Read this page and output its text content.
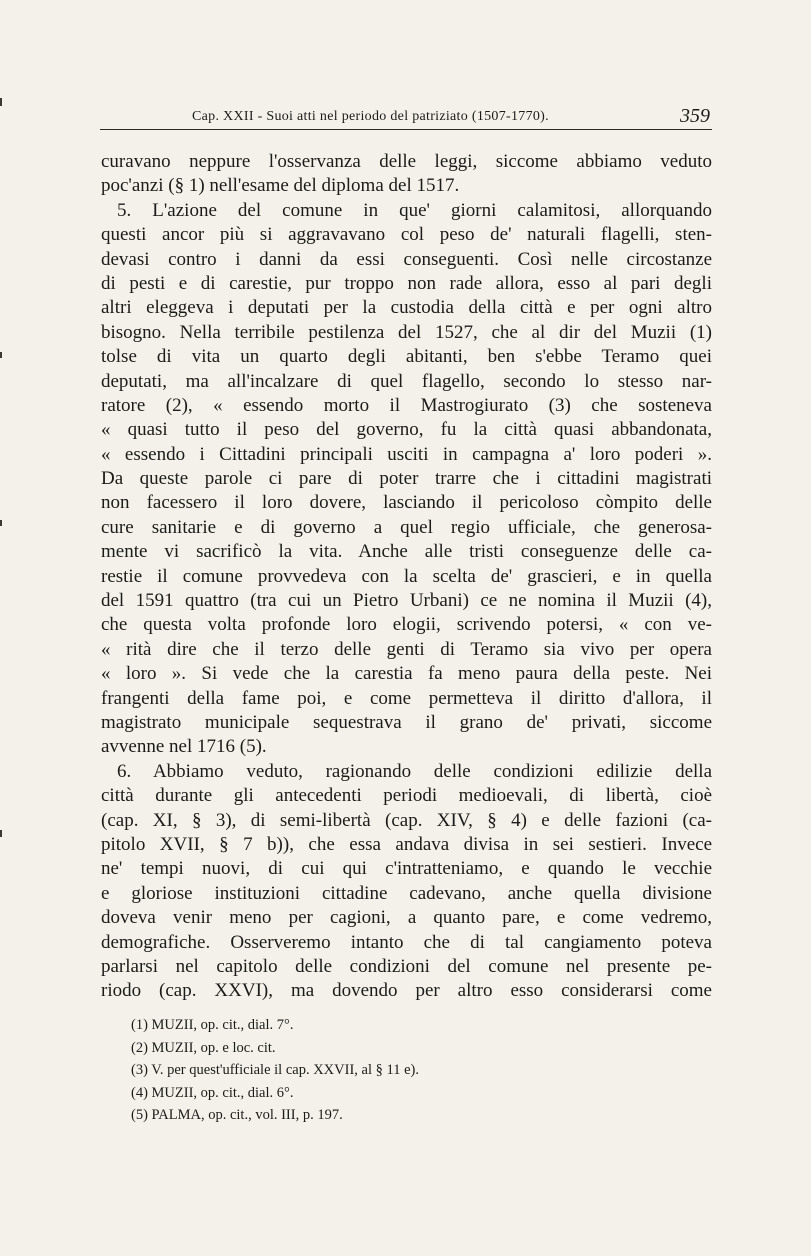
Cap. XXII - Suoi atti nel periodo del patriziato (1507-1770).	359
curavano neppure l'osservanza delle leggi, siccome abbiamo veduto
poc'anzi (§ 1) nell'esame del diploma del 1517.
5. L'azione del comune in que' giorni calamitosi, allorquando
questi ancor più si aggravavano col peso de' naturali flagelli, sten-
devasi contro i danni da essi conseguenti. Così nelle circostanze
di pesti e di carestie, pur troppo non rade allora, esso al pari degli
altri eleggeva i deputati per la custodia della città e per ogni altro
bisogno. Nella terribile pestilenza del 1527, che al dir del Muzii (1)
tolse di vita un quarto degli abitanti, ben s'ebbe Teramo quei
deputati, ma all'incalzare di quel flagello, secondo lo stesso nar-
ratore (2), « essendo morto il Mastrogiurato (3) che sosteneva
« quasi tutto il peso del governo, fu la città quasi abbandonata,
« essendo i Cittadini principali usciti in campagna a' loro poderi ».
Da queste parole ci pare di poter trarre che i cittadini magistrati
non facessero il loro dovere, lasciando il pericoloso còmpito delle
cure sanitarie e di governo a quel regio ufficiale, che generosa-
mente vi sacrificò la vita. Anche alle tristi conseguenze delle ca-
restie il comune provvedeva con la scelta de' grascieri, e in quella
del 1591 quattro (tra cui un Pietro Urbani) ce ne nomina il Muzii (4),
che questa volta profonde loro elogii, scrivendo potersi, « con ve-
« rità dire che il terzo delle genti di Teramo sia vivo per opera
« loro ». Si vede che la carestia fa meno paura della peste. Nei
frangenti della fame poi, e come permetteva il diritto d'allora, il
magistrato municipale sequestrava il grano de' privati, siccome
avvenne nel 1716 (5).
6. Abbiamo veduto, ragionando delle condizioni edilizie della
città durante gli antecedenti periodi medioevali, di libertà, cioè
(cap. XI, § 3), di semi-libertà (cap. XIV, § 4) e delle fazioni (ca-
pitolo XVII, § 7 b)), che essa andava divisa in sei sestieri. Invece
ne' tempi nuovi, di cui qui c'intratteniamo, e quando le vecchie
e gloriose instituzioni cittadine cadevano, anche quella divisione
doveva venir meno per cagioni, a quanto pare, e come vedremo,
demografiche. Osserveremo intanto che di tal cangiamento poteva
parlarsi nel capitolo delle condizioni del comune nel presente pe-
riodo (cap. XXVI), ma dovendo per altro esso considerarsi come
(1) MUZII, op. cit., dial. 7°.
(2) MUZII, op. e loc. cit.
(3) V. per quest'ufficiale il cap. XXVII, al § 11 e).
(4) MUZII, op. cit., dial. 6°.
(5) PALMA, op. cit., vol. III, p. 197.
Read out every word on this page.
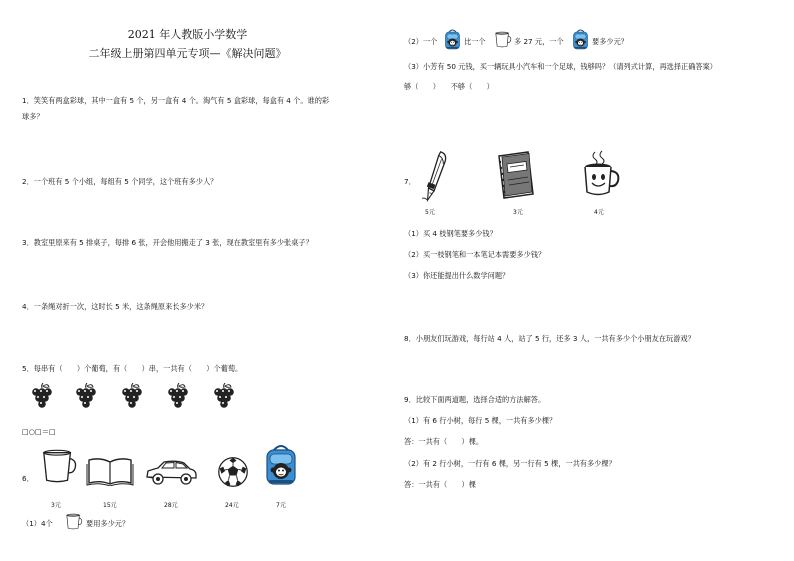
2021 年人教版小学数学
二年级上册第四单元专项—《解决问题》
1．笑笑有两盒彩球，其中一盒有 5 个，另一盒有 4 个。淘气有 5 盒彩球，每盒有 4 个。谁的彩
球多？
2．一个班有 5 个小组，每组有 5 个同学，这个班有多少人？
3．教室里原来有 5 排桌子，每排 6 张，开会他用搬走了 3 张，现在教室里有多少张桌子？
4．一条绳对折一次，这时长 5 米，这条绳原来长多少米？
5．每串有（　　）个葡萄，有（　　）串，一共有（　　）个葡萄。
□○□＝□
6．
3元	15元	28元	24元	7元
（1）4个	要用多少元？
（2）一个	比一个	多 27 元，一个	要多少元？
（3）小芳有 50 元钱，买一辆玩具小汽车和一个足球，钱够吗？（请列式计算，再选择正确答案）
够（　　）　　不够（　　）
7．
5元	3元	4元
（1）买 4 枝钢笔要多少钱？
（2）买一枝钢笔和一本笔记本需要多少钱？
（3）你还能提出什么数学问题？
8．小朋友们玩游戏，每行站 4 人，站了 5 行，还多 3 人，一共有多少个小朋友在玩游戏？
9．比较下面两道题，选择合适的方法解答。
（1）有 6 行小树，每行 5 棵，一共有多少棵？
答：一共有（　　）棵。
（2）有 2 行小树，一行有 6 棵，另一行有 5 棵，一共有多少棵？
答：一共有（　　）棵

GOAL =>
Using the listing above, list every line in which the string "vita" occurs.

TASK SOLUTION =>
tolse di vita un quarto degli abitanti, ben s'ebbe Teramo quei
mente vi sacrificò la vita. Anche alle tristi conseguenze delle ca-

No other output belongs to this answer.